■ WRITTEN REQUEST
Scan the data for "this" and copy the lines it appears in.

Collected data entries
· · · · · · ·
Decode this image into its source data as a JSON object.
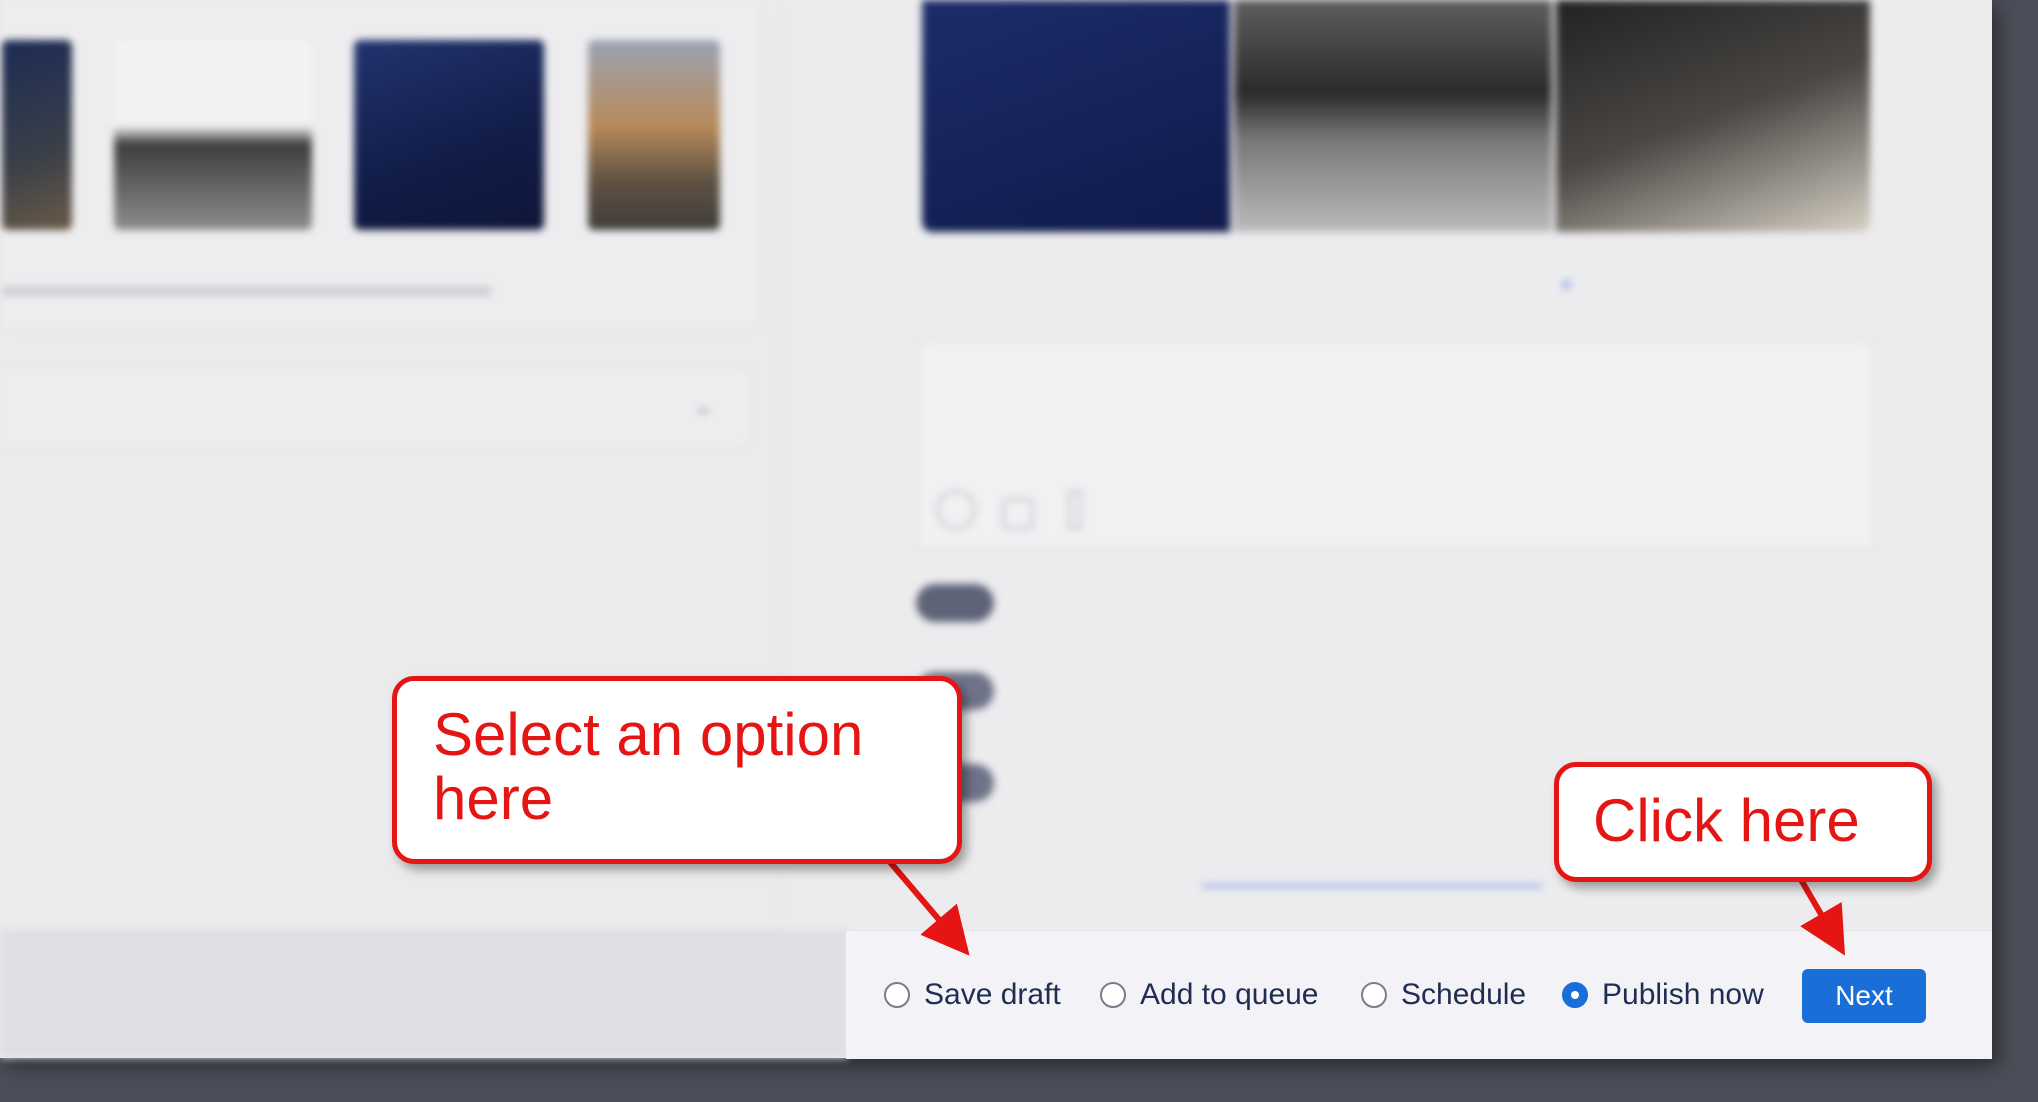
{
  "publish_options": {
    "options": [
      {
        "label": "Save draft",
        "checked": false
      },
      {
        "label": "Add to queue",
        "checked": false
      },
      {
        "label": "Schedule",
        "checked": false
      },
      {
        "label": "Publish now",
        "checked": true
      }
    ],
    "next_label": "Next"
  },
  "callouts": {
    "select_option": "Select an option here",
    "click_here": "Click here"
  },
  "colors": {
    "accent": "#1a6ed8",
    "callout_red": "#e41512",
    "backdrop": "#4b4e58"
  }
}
· · · · · · ·
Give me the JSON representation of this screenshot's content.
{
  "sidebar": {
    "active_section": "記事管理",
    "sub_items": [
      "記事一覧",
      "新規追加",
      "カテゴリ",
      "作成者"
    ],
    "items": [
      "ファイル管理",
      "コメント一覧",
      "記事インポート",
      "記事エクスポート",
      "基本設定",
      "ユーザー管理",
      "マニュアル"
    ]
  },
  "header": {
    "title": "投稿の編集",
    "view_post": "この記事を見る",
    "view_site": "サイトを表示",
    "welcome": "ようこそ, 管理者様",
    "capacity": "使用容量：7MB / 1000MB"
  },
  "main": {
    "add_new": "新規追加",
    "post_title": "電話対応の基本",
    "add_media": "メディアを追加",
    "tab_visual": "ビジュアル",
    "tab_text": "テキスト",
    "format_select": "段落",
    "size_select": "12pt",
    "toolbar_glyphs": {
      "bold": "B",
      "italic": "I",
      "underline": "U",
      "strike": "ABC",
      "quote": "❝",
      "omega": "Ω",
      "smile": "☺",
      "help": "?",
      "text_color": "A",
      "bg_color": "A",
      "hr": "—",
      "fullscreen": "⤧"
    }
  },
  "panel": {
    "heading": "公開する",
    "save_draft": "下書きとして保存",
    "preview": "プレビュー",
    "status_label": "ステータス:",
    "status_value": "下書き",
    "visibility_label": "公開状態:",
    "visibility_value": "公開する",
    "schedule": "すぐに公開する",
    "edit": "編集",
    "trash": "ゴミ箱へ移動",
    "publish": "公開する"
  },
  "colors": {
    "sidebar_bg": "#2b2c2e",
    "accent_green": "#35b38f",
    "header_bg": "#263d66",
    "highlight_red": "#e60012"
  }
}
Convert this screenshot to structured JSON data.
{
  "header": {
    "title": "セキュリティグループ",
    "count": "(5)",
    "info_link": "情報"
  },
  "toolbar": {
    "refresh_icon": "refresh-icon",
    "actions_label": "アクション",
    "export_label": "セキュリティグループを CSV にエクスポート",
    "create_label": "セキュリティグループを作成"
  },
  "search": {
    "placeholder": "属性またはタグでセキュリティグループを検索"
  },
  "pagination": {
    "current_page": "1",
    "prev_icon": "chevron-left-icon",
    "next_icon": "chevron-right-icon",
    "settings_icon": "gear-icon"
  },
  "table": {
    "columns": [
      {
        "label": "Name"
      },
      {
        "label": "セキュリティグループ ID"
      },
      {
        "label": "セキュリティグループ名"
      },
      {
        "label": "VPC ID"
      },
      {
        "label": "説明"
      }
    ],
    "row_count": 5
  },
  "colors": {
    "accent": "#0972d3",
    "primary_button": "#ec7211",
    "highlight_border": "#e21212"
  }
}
· · · · · · ·
■ COMPLETED EXERCISE
Decode this image into its source data as a JSON object.
Give me the JSON representation of this screenshot's content.
Convert this screenshot to structured JSON data.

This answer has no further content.